▶ WHAT IS NEEDED
Copy every line of the listing that holds the string "далее".

▶ THE RECORDS
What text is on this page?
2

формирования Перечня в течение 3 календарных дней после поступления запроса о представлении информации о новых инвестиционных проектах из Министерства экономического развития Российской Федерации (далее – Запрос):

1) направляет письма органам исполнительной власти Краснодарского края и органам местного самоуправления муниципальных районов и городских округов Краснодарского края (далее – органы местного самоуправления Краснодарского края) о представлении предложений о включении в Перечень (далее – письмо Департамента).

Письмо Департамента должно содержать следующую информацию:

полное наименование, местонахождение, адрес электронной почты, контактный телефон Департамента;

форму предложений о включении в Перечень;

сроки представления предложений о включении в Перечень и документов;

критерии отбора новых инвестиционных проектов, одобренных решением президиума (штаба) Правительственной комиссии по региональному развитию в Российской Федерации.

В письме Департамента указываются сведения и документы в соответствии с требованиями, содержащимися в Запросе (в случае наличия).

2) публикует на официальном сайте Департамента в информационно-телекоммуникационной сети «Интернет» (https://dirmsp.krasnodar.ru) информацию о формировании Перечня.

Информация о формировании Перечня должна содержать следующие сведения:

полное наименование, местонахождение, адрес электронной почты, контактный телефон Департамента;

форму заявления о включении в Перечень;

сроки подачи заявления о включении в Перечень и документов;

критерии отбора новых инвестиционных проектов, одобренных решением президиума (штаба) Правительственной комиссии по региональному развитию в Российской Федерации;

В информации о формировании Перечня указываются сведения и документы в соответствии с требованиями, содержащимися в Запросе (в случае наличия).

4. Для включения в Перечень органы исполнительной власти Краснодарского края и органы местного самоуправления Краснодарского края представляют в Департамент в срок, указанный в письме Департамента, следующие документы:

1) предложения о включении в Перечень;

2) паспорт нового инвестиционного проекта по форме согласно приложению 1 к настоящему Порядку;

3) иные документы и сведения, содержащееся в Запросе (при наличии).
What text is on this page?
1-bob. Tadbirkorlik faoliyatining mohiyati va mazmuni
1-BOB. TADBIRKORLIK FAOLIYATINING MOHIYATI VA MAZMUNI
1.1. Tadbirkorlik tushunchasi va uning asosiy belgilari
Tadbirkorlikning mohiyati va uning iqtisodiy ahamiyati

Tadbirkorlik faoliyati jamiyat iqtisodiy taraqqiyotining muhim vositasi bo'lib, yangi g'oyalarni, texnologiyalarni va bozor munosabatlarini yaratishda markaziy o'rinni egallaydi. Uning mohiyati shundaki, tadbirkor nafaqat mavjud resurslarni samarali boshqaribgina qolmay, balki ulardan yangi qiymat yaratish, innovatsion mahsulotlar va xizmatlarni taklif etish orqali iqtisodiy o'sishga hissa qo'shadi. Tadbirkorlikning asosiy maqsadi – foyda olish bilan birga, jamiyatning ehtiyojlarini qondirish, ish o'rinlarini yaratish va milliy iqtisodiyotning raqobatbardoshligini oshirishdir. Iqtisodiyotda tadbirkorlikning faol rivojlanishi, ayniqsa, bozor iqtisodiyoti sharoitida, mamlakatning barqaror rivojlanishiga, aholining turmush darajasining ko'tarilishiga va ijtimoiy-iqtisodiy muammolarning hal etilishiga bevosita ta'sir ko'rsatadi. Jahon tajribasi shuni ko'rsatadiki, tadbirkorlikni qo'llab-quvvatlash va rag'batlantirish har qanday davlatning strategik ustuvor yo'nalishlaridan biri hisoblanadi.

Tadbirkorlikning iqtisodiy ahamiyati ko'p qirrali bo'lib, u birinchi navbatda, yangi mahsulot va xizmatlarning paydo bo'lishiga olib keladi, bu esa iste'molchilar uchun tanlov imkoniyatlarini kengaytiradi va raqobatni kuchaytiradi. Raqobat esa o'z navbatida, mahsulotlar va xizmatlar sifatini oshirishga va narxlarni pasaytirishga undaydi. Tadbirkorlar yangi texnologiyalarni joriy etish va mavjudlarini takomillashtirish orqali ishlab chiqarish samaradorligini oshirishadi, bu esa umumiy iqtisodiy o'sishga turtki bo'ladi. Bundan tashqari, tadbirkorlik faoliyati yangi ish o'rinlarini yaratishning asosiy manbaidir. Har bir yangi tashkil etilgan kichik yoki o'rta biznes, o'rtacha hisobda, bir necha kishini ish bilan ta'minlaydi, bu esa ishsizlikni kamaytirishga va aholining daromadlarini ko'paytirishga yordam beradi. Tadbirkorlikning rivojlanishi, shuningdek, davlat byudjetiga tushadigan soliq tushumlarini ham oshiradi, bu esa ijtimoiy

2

▶ WRITTEN REPLY
формирования Перечня в течение 3 календарных дней после поступления запроса о представлении информации о новых инвестиционных проектах из Министерства экономического развития Российской Федерации (далее – Запрос):
1) направляет письма органам исполнительной власти Краснодарского края и органам местного самоуправления муниципальных районов и городских округов Краснодарского края (далее – органы местного самоуправления Краснодарского края) о представлении предложений о включении в Перечень (далее – письмо Департамента).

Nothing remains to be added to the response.